Dataset records on visual material
<<<<

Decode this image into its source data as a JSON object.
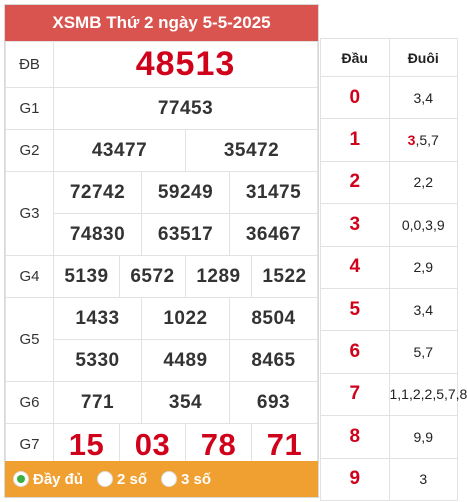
{
  "header": {
    "title": "XSMB Thứ 2 ngày 5-5-2025"
  },
  "prizes": {
    "db": {
      "label": "ĐB",
      "value": "48513"
    },
    "g1": {
      "label": "G1",
      "values": [
        "77453"
      ]
    },
    "g2": {
      "label": "G2",
      "values": [
        "43477",
        "35472"
      ]
    },
    "g3": {
      "label": "G3",
      "values": [
        "72742",
        "59249",
        "31475",
        "74830",
        "63517",
        "36467"
      ]
    },
    "g4": {
      "label": "G4",
      "values": [
        "5139",
        "6572",
        "1289",
        "1522"
      ]
    },
    "g5": {
      "label": "G5",
      "values": [
        "1433",
        "1022",
        "8504",
        "5330",
        "4489",
        "8465"
      ]
    },
    "g6": {
      "label": "G6",
      "values": [
        "771",
        "354",
        "693"
      ]
    },
    "g7": {
      "label": "G7",
      "values": [
        "15",
        "03",
        "78",
        "71"
      ]
    }
  },
  "footer": {
    "options": [
      {
        "label": "Đầy đủ",
        "selected": true
      },
      {
        "label": "2 số",
        "selected": false
      },
      {
        "label": "3 số",
        "selected": false
      }
    ]
  },
  "loto": {
    "head_label": "Đầu",
    "tail_label": "Đuôi",
    "rows": [
      {
        "head": "0",
        "tail": "3,4"
      },
      {
        "head": "1",
        "tail_highlight": "3",
        "tail_rest": ",5,7"
      },
      {
        "head": "2",
        "tail": "2,2"
      },
      {
        "head": "3",
        "tail": "0,0,3,9"
      },
      {
        "head": "4",
        "tail": "2,9"
      },
      {
        "head": "5",
        "tail": "3,4"
      },
      {
        "head": "6",
        "tail": "5,7"
      },
      {
        "head": "7",
        "tail": "1,1,2,2,5,7,8"
      },
      {
        "head": "8",
        "tail": "9,9"
      },
      {
        "head": "9",
        "tail": "3"
      }
    ]
  },
  "colors": {
    "header_bg": "#d9534f",
    "footer_bg": "#f0a030",
    "accent_red": "#d0021b",
    "radio_on": "#3cb043"
  }
}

>>>>

• [WHAT IS ASKED] Copy each line above precisely, dropping the pictures.

• [RESULT FOR THIS TASK]
Decode this image into its source data as a JSON object.
{
  "header": {
    "title": "XSMB Thứ 2 ngày 5-5-2025"
  },
  "prizes": {
    "db": {
      "label": "ĐB",
      "value": "48513"
    },
    "g1": {
      "label": "G1",
      "values": [
        "77453"
      ]
    },
    "g2": {
      "label": "G2",
      "values": [
        "43477",
        "35472"
      ]
    },
    "g3": {
      "label": "G3",
      "values": [
        "72742",
        "59249",
        "31475",
        "74830",
        "63517",
        "36467"
      ]
    },
    "g4": {
      "label": "G4",
      "values": [
        "5139",
        "6572",
        "1289",
        "1522"
      ]
    },
    "g5": {
      "label": "G5",
      "values": [
        "1433",
        "1022",
        "8504",
        "5330",
        "4489",
        "8465"
      ]
    },
    "g6": {
      "label": "G6",
      "values": [
        "771",
        "354",
        "693"
      ]
    },
    "g7": {
      "label": "G7",
      "values": [
        "15",
        "03",
        "78",
        "71"
      ]
    }
  },
  "footer": {
    "options": [
      {
        "label": "Đầy đủ",
        "selected": true
      },
      {
        "label": "2 số",
        "selected": false
      },
      {
        "label": "3 số",
        "selected": false
      }
    ]
  },
  "loto": {
    "head_label": "Đầu",
    "tail_label": "Đuôi",
    "rows": [
      {
        "head": "0",
        "tail": "3,4"
      },
      {
        "head": "1",
        "tail_highlight": "3",
        "tail_rest": ",5,7"
      },
      {
        "head": "2",
        "tail": "2,2"
      },
      {
        "head": "3",
        "tail": "0,0,3,9"
      },
      {
        "head": "4",
        "tail": "2,9"
      },
      {
        "head": "5",
        "tail": "3,4"
      },
      {
        "head": "6",
        "tail": "5,7"
      },
      {
        "head": "7",
        "tail": "1,1,2,2,5,7,8"
      },
      {
        "head": "8",
        "tail": "9,9"
      },
      {
        "head": "9",
        "tail": "3"
      }
    ]
  },
  "colors": {
    "header_bg": "#d9534f",
    "footer_bg": "#f0a030",
    "accent_red": "#d0021b",
    "radio_on": "#3cb043"
  }
}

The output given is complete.